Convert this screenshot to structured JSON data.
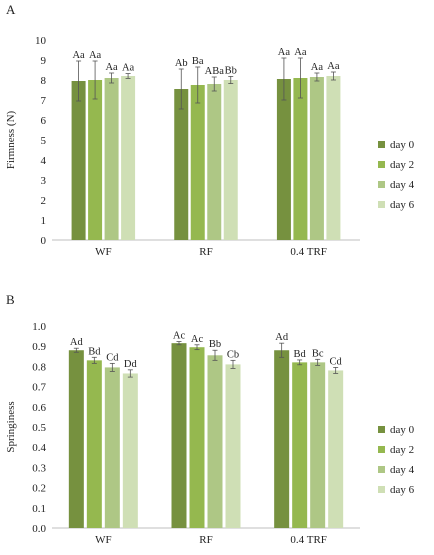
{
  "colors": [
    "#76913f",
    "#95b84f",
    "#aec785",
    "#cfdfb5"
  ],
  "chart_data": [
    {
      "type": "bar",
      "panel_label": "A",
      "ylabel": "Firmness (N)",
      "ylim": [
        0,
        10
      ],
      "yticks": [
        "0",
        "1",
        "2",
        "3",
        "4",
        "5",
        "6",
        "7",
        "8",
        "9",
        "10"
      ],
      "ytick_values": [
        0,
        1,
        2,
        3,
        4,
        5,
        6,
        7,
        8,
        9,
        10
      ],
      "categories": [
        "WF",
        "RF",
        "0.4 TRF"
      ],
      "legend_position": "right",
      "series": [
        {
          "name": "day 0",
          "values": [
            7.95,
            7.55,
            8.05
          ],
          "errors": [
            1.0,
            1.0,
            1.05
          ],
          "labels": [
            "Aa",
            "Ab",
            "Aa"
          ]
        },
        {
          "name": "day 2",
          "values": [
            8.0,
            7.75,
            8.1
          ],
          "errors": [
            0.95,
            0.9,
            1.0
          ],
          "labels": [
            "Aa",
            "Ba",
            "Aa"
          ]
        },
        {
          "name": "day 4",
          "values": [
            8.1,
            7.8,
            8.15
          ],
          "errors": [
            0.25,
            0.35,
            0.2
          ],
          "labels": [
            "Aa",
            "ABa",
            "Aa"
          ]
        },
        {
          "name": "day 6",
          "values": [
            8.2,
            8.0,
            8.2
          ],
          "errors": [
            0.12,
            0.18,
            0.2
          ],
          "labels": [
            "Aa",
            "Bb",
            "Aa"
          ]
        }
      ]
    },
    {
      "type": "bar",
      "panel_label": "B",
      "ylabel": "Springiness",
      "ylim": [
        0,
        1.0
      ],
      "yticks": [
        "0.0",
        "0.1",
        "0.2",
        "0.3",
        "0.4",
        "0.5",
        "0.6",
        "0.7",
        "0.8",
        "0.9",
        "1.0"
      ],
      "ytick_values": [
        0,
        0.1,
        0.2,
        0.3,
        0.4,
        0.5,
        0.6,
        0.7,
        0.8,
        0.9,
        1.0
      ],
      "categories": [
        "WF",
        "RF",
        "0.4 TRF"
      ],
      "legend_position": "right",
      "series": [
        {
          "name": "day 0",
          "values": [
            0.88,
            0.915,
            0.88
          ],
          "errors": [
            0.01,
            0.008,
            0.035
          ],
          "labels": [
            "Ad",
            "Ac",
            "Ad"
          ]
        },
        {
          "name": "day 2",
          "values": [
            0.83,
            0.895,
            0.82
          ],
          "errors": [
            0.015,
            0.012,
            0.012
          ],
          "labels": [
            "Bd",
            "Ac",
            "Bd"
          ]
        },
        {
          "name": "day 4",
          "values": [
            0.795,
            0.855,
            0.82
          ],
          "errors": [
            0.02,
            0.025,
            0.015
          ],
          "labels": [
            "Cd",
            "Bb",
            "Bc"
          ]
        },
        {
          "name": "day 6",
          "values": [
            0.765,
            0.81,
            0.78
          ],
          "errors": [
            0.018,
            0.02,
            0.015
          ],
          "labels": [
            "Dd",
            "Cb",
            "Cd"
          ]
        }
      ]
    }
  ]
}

**TASK:** Can the entries above be repeated exactly, without their pictures?

**WRITTEN REPLY:**
Convert this screenshot to structured JSON data.
{
  "colors": [
    "#76913f",
    "#95b84f",
    "#aec785",
    "#cfdfb5"
  ],
  "chart_data": [
    {
      "type": "bar",
      "panel_label": "A",
      "ylabel": "Firmness (N)",
      "ylim": [
        0,
        10
      ],
      "yticks": [
        "0",
        "1",
        "2",
        "3",
        "4",
        "5",
        "6",
        "7",
        "8",
        "9",
        "10"
      ],
      "ytick_values": [
        0,
        1,
        2,
        3,
        4,
        5,
        6,
        7,
        8,
        9,
        10
      ],
      "categories": [
        "WF",
        "RF",
        "0.4 TRF"
      ],
      "legend_position": "right",
      "series": [
        {
          "name": "day 0",
          "values": [
            7.95,
            7.55,
            8.05
          ],
          "errors": [
            1.0,
            1.0,
            1.05
          ],
          "labels": [
            "Aa",
            "Ab",
            "Aa"
          ]
        },
        {
          "name": "day 2",
          "values": [
            8.0,
            7.75,
            8.1
          ],
          "errors": [
            0.95,
            0.9,
            1.0
          ],
          "labels": [
            "Aa",
            "Ba",
            "Aa"
          ]
        },
        {
          "name": "day 4",
          "values": [
            8.1,
            7.8,
            8.15
          ],
          "errors": [
            0.25,
            0.35,
            0.2
          ],
          "labels": [
            "Aa",
            "ABa",
            "Aa"
          ]
        },
        {
          "name": "day 6",
          "values": [
            8.2,
            8.0,
            8.2
          ],
          "errors": [
            0.12,
            0.18,
            0.2
          ],
          "labels": [
            "Aa",
            "Bb",
            "Aa"
          ]
        }
      ]
    },
    {
      "type": "bar",
      "panel_label": "B",
      "ylabel": "Springiness",
      "ylim": [
        0,
        1.0
      ],
      "yticks": [
        "0.0",
        "0.1",
        "0.2",
        "0.3",
        "0.4",
        "0.5",
        "0.6",
        "0.7",
        "0.8",
        "0.9",
        "1.0"
      ],
      "ytick_values": [
        0,
        0.1,
        0.2,
        0.3,
        0.4,
        0.5,
        0.6,
        0.7,
        0.8,
        0.9,
        1.0
      ],
      "categories": [
        "WF",
        "RF",
        "0.4 TRF"
      ],
      "legend_position": "right",
      "series": [
        {
          "name": "day 0",
          "values": [
            0.88,
            0.915,
            0.88
          ],
          "errors": [
            0.01,
            0.008,
            0.035
          ],
          "labels": [
            "Ad",
            "Ac",
            "Ad"
          ]
        },
        {
          "name": "day 2",
          "values": [
            0.83,
            0.895,
            0.82
          ],
          "errors": [
            0.015,
            0.012,
            0.012
          ],
          "labels": [
            "Bd",
            "Ac",
            "Bd"
          ]
        },
        {
          "name": "day 4",
          "values": [
            0.795,
            0.855,
            0.82
          ],
          "errors": [
            0.02,
            0.025,
            0.015
          ],
          "labels": [
            "Cd",
            "Bb",
            "Bc"
          ]
        },
        {
          "name": "day 6",
          "values": [
            0.765,
            0.81,
            0.78
          ],
          "errors": [
            0.018,
            0.02,
            0.015
          ],
          "labels": [
            "Dd",
            "Cb",
            "Cd"
          ]
        }
      ]
    }
  ]
}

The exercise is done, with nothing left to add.